The exercise:
Give the number of lines that include the word "name", nothing more.

◆ ◆ ◆

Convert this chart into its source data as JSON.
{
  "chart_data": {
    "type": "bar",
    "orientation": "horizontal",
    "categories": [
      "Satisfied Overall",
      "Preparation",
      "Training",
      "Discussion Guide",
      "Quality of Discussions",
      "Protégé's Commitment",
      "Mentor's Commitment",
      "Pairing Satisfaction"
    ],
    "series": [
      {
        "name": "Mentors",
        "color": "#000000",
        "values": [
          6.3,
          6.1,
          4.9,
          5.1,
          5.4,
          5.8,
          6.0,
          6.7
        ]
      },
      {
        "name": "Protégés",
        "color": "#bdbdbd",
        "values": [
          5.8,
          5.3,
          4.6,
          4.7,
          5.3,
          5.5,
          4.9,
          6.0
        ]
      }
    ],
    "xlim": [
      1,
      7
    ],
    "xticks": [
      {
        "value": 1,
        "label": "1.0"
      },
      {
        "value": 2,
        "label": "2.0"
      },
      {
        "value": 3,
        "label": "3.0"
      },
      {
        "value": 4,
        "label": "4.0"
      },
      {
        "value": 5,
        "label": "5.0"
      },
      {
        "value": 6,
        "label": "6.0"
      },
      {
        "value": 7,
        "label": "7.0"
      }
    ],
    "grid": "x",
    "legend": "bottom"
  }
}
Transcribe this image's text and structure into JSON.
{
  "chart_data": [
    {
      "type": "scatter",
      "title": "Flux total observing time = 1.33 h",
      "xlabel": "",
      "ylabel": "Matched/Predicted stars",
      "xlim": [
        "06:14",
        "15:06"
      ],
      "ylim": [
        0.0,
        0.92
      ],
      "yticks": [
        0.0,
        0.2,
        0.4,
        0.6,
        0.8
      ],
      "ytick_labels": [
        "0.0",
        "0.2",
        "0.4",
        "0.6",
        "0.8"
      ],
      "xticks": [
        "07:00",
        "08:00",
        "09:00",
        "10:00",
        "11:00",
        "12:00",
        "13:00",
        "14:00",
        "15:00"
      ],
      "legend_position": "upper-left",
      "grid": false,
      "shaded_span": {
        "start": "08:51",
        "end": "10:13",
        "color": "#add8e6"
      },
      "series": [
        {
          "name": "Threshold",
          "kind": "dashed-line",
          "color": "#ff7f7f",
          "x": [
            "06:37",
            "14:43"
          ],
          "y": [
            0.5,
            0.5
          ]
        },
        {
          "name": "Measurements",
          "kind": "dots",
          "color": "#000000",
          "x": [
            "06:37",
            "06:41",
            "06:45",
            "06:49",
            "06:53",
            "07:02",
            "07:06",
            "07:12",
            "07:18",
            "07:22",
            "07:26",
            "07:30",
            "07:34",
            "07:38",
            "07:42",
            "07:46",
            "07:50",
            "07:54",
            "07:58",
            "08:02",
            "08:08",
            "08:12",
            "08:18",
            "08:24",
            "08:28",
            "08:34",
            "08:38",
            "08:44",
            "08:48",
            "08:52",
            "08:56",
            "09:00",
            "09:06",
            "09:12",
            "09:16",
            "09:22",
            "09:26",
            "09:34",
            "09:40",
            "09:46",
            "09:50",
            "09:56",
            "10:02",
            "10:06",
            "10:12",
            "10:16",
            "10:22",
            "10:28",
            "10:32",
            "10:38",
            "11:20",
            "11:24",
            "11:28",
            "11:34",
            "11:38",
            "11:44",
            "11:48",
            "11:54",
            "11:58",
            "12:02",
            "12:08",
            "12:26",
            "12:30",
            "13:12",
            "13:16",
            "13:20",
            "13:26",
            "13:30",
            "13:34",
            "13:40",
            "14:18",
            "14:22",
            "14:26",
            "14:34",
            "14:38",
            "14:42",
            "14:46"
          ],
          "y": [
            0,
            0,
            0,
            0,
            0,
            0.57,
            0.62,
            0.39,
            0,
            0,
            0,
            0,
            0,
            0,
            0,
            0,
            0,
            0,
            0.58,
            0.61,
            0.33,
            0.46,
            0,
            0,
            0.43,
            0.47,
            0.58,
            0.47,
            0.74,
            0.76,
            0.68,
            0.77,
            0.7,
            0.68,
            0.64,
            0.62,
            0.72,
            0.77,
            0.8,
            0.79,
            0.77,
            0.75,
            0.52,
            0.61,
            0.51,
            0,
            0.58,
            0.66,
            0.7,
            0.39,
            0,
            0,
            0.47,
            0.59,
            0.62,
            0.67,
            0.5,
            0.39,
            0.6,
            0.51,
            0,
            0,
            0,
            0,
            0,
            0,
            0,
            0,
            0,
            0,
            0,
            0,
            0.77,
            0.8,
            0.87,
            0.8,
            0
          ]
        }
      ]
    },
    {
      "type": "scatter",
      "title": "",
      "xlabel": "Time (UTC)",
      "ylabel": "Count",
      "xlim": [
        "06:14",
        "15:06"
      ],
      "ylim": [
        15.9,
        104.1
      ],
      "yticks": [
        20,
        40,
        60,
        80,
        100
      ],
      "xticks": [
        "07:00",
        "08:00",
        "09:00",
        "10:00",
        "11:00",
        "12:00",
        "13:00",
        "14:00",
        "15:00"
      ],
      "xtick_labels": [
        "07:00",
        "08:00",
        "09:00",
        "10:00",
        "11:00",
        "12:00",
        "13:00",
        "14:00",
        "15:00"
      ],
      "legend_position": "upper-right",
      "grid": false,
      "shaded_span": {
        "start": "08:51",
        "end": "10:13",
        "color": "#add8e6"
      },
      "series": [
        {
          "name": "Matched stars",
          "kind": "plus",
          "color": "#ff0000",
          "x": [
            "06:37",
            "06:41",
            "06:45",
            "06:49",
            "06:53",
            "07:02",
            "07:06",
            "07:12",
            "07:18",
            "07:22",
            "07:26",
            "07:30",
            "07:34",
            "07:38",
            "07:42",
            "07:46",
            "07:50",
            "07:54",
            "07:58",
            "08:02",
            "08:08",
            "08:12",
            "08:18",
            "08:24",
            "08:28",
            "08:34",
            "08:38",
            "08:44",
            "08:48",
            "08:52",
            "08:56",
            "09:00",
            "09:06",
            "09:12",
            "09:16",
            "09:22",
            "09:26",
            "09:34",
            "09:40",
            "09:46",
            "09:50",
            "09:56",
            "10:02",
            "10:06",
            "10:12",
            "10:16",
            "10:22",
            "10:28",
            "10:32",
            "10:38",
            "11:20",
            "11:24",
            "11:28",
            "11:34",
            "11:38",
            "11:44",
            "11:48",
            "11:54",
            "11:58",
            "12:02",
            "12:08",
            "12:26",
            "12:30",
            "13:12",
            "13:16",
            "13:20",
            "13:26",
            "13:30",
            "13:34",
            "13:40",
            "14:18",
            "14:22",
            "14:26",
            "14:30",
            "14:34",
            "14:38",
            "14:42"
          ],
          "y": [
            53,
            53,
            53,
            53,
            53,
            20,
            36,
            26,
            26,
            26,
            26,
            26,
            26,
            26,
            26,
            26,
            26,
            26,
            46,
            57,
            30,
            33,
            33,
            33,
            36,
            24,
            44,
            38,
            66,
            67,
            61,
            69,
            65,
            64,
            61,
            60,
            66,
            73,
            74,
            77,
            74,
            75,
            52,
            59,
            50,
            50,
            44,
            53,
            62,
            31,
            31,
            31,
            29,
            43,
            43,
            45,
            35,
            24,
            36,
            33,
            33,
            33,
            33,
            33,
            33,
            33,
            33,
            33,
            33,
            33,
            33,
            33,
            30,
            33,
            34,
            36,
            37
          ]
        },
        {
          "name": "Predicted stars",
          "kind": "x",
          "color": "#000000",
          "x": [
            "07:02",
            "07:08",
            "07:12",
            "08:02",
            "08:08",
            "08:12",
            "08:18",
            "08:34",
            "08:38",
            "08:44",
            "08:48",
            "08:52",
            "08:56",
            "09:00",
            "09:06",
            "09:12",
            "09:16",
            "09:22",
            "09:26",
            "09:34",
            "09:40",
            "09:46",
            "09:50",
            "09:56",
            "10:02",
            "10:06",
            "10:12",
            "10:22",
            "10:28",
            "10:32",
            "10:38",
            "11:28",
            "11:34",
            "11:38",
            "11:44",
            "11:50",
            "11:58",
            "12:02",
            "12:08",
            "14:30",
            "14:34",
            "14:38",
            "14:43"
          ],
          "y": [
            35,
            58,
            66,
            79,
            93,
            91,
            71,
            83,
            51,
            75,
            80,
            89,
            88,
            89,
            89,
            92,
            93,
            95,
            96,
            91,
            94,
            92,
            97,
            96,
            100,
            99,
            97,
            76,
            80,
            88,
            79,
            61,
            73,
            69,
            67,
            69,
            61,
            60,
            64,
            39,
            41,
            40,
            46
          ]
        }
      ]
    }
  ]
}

◆ ◆ ◆

Answer below:
6